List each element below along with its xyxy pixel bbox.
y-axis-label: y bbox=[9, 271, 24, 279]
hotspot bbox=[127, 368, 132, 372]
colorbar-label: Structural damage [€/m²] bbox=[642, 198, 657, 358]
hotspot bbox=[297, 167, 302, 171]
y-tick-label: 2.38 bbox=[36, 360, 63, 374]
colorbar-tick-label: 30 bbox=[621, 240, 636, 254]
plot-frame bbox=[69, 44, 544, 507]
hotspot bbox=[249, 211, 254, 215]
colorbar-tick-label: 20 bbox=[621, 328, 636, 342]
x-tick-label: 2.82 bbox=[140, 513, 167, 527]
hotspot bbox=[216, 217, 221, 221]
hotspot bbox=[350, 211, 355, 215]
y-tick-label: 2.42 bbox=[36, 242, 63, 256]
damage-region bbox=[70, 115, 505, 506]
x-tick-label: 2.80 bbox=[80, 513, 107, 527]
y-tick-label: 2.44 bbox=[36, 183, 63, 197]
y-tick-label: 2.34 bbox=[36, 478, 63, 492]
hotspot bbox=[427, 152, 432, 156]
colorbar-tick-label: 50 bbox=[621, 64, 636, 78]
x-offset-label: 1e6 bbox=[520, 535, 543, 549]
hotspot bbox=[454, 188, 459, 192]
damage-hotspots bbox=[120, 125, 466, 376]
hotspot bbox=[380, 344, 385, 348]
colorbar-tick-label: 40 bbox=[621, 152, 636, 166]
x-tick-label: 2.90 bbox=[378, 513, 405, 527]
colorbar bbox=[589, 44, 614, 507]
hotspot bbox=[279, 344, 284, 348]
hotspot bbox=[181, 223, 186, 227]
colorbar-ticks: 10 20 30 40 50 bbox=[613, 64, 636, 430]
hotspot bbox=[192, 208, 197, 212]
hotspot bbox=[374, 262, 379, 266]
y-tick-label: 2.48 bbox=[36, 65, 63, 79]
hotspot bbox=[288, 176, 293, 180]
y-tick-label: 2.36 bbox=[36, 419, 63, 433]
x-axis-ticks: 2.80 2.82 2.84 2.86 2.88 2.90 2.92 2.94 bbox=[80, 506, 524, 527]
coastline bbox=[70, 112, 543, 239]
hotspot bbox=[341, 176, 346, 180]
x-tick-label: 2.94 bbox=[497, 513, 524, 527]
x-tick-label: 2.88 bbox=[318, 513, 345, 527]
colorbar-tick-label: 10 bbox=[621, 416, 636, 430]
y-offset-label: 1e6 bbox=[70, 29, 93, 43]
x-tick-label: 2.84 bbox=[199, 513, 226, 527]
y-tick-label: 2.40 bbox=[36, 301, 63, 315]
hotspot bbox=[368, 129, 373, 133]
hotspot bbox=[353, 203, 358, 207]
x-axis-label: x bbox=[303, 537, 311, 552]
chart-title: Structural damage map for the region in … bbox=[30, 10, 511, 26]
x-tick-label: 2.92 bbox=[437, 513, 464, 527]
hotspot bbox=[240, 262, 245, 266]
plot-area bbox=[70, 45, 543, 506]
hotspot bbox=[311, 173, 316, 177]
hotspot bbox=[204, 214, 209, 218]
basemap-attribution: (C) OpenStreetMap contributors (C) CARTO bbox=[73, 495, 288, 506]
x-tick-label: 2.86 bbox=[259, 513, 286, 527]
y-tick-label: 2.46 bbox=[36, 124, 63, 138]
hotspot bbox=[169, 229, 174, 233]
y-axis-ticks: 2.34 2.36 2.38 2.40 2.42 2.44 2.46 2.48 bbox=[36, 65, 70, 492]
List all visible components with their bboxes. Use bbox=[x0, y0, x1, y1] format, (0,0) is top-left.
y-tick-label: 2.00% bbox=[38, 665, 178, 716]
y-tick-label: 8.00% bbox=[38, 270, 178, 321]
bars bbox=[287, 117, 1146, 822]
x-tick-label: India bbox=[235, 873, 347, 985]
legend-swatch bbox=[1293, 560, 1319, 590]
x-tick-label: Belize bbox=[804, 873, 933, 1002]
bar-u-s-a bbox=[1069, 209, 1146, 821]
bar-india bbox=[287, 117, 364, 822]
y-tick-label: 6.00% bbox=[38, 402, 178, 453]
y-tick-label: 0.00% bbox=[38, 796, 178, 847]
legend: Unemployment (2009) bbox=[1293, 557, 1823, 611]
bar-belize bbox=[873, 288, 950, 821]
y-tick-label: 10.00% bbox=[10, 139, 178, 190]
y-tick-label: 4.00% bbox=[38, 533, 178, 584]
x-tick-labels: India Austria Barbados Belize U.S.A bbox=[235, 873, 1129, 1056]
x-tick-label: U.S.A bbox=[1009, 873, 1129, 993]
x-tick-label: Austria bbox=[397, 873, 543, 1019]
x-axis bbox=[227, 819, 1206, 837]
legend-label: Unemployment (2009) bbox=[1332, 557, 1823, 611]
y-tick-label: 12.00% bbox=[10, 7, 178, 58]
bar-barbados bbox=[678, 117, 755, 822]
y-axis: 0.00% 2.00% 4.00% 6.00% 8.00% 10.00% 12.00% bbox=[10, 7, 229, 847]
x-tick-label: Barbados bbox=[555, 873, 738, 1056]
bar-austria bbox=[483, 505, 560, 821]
★ ★ ★ ★ ★
Count how many lines in the material above contain the string "colorbar", and reply with only that number.

# Reply to the exercise
8